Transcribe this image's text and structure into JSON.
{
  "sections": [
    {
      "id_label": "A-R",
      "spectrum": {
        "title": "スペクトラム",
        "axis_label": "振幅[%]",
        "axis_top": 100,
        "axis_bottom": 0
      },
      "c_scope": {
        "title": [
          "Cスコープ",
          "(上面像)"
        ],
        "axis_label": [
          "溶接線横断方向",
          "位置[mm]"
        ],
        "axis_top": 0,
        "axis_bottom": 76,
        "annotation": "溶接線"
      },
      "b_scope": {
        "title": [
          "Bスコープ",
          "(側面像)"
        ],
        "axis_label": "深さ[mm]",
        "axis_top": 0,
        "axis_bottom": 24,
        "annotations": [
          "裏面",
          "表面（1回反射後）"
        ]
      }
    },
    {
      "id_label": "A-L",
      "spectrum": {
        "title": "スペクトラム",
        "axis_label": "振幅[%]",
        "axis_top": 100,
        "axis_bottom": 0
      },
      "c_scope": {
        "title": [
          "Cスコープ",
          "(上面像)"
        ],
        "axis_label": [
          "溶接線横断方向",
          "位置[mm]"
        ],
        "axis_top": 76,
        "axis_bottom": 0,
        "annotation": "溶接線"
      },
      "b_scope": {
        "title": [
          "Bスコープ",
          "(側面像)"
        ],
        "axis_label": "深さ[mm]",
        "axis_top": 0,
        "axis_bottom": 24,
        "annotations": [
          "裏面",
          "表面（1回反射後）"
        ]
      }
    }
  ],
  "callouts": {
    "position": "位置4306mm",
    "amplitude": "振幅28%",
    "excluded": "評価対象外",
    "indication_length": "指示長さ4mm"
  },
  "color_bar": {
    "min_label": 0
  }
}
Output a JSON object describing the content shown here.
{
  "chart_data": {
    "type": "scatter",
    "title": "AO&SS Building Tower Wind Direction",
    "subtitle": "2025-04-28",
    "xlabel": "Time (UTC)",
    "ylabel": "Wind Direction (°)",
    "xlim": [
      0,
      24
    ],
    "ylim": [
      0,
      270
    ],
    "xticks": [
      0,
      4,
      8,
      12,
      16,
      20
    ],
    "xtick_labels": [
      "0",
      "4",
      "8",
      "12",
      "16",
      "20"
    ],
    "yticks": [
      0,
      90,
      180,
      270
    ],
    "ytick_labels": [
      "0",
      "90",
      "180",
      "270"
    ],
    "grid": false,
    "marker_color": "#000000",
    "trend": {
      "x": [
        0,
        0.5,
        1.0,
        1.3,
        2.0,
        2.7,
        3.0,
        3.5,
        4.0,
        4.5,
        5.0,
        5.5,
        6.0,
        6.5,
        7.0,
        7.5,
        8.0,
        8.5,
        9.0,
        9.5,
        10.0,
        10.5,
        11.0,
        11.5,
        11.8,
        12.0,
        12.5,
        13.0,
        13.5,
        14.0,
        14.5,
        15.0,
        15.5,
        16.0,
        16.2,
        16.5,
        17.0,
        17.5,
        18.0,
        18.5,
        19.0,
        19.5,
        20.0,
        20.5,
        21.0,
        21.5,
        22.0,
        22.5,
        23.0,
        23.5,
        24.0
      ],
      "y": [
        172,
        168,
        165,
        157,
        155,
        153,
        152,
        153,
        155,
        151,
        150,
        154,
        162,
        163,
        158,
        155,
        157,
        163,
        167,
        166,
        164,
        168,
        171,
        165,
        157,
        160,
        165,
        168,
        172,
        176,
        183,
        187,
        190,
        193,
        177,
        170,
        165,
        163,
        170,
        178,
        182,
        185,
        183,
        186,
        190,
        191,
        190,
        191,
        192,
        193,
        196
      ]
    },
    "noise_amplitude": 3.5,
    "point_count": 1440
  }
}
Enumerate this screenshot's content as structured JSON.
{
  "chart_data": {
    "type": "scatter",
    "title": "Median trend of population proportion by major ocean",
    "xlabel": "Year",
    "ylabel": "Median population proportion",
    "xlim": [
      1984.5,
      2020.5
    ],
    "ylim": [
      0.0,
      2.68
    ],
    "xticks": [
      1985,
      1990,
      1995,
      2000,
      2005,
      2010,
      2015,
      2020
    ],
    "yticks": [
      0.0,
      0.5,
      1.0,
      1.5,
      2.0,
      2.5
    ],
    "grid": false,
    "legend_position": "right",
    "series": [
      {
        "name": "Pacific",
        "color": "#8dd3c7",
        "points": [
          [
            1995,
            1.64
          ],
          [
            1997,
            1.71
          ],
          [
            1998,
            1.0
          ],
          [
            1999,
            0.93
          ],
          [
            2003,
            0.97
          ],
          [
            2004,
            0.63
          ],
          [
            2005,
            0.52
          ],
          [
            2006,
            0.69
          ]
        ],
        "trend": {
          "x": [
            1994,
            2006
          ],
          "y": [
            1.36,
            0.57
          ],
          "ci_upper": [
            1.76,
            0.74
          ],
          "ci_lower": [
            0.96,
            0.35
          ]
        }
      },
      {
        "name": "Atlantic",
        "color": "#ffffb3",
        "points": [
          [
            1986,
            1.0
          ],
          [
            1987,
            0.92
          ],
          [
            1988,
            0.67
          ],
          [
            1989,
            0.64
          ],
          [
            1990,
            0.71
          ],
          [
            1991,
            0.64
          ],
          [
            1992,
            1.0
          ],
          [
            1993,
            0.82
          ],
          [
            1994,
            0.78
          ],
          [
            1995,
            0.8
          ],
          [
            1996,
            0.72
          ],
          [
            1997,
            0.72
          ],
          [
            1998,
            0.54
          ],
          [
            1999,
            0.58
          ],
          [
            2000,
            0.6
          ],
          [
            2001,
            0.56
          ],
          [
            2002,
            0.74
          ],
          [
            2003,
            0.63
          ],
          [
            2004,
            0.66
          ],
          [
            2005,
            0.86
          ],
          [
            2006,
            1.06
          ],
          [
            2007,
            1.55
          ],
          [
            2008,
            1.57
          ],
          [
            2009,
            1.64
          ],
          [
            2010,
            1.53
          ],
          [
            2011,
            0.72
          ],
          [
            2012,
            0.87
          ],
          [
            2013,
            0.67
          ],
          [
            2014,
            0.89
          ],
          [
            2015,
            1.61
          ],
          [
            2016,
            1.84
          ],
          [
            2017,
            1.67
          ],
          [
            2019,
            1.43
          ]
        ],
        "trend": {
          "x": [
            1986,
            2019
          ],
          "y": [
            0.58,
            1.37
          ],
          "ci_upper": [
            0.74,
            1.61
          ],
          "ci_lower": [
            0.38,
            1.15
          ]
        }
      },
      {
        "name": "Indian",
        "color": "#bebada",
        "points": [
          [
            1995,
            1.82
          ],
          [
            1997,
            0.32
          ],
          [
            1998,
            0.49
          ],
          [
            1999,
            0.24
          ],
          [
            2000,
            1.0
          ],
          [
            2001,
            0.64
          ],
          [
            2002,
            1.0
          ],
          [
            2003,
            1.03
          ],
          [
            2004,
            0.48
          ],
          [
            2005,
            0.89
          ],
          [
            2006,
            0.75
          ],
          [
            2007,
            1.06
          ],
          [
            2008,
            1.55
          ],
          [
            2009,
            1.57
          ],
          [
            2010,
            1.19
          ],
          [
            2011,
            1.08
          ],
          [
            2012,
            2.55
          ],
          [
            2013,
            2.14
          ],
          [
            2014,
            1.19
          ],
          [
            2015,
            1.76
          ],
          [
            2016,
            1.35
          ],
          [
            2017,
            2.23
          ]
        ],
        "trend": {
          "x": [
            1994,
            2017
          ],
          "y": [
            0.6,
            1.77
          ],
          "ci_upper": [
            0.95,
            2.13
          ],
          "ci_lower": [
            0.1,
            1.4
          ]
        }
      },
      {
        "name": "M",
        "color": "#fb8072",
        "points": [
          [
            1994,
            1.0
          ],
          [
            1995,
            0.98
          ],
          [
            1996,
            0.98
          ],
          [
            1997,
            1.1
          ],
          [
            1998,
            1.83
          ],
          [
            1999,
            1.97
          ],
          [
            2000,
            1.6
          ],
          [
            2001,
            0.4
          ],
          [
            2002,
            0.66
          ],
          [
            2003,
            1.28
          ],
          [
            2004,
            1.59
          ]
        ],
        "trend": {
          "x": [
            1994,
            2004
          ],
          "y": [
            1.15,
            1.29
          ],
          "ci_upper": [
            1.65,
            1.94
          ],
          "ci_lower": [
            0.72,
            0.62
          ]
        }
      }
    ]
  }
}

────────

Given request: For the entries above, state how many lines contain the word "Median". Provide the number by itself.

Reply: 2